____ Data in this exercise

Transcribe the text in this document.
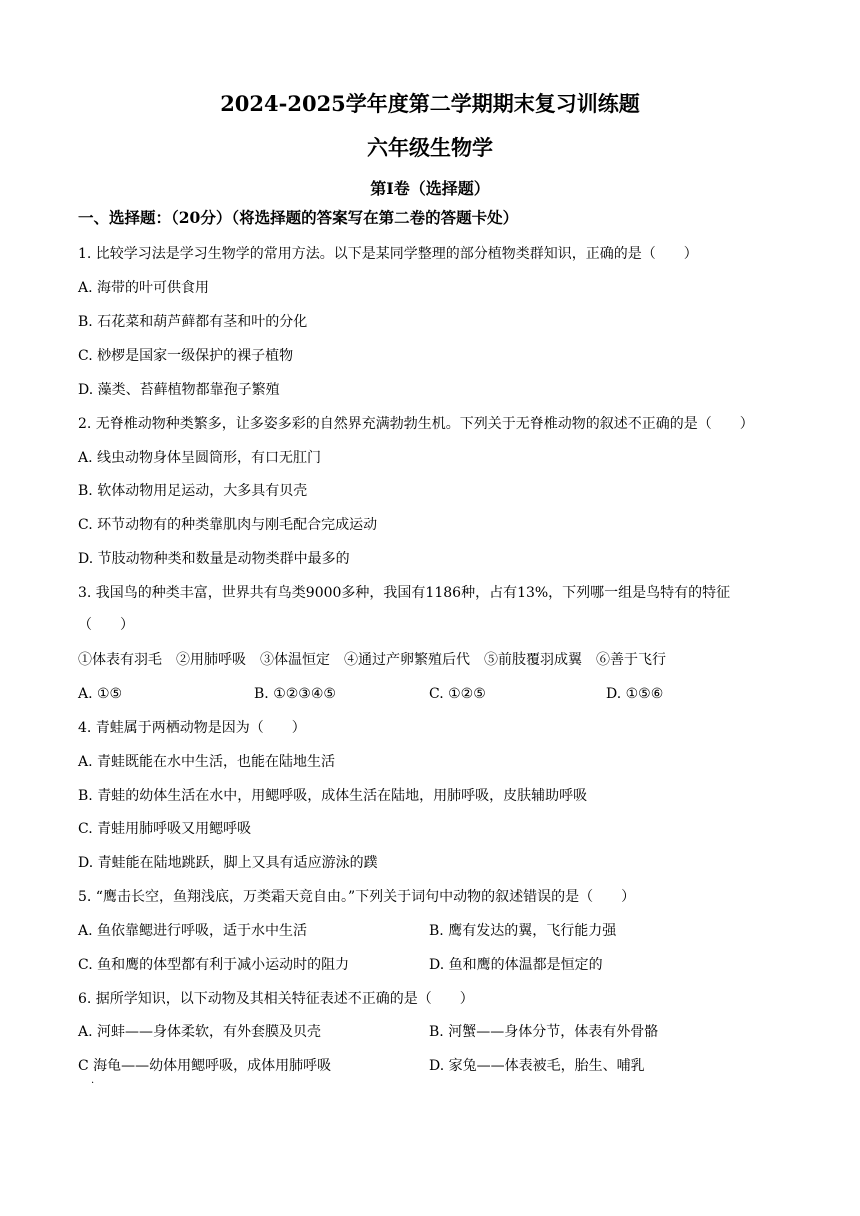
2024-2025学年度第二学期期末复习训练题
六年级生物学
第Ⅰ卷（选择题）
一、选择题：（20分）（将选择题的答案写在第二卷的答题卡处）
1. 比较学习法是学习生物学的常用方法。以下是某同学整理的部分植物类群知识，正确的是（　　）
A. 海带的叶可供食用
B. 石花菜和葫芦藓都有茎和叶的分化
C. 桫椤是国家一级保护的裸子植物
D. 藻类、苔藓植物都靠孢子繁殖
2. 无脊椎动物种类繁多，让多姿多彩的自然界充满勃勃生机。下列关于无脊椎动物的叙述不正确的是（　　）
A. 线虫动物身体呈圆筒形，有口无肛门
B. 软体动物用足运动，大多具有贝壳
C. 环节动物有的种类靠肌肉与刚毛配合完成运动
D. 节肢动物种类和数量是动物类群中最多的
3. 我国鸟的种类丰富，世界共有鸟类9000多种，我国有1186种，占有13%，下列哪一组是鸟特有的特征
（　　）
①体表有羽毛　②用肺呼吸　③体温恒定　④通过产卵繁殖后代　⑤前肢覆羽成翼　⑥善于飞行
A. ①⑤	B. ①②③④⑤	C. ①②⑤	D. ①⑤⑥
4. 青蛙属于两栖动物是因为（　　）
A. 青蛙既能在水中生活，也能在陆地生活
B. 青蛙的幼体生活在水中，用鳃呼吸，成体生活在陆地，用肺呼吸，皮肤辅助呼吸
C. 青蛙用肺呼吸又用鳃呼吸
D. 青蛙能在陆地跳跃，脚上又具有适应游泳的蹼
5. “鹰击长空，鱼翔浅底，万类霜天竞自由。”下列关于词句中动物的叙述错误的是（　　）
A. 鱼依靠鳃进行呼吸，适于水中生活	B. 鹰有发达的翼，飞行能力强
C. 鱼和鹰的体型都有利于减小运动时的阻力	D. 鱼和鹰的体温都是恒定的
6. 据所学知识，以下动物及其相关特征表述不正确的是（　　）
A. 河蚌——身体柔软，有外套膜及贝壳	B. 河蟹——身体分节，体表有外骨骼
C 海龟——幼体用鳃呼吸，成体用肺呼吸	D. 家兔——体表被毛，胎生、哺乳
.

________

Quote the data above in full and without alteration; skip the pictures.

Transcribe the text in this document.
2024-2025学年度第二学期期末复习训练题
六年级生物学
第Ⅰ卷（选择题）
一、选择题：（20分）（将选择题的答案写在第二卷的答题卡处）
1. 比较学习法是学习生物学的常用方法。以下是某同学整理的部分植物类群知识，正确的是（　　）
A. 海带的叶可供食用
B. 石花菜和葫芦藓都有茎和叶的分化
C. 桫椤是国家一级保护的裸子植物
D. 藻类、苔藓植物都靠孢子繁殖
2. 无脊椎动物种类繁多，让多姿多彩的自然界充满勃勃生机。下列关于无脊椎动物的叙述不正确的是（　　）
A. 线虫动物身体呈圆筒形，有口无肛门
B. 软体动物用足运动，大多具有贝壳
C. 环节动物有的种类靠肌肉与刚毛配合完成运动
D. 节肢动物种类和数量是动物类群中最多的
3. 我国鸟的种类丰富，世界共有鸟类9000多种，我国有1186种，占有13%，下列哪一组是鸟特有的特征
（　　）
①体表有羽毛　②用肺呼吸　③体温恒定　④通过产卵繁殖后代　⑤前肢覆羽成翼　⑥善于飞行
A. ①⑤	B. ①②③④⑤	C. ①②⑤	D. ①⑤⑥
4. 青蛙属于两栖动物是因为（　　）
A. 青蛙既能在水中生活，也能在陆地生活
B. 青蛙的幼体生活在水中，用鳃呼吸，成体生活在陆地，用肺呼吸，皮肤辅助呼吸
C. 青蛙用肺呼吸又用鳃呼吸
D. 青蛙能在陆地跳跃，脚上又具有适应游泳的蹼
5. “鹰击长空，鱼翔浅底，万类霜天竞自由。”下列关于词句中动物的叙述错误的是（　　）
A. 鱼依靠鳃进行呼吸，适于水中生活	B. 鹰有发达的翼，飞行能力强
C. 鱼和鹰的体型都有利于减小运动时的阻力	D. 鱼和鹰的体温都是恒定的
6. 据所学知识，以下动物及其相关特征表述不正确的是（　　）
A. 河蚌——身体柔软，有外套膜及贝壳	B. 河蟹——身体分节，体表有外骨骼
C 海龟——幼体用鳃呼吸，成体用肺呼吸	D. 家兔——体表被毛，胎生、哺乳
.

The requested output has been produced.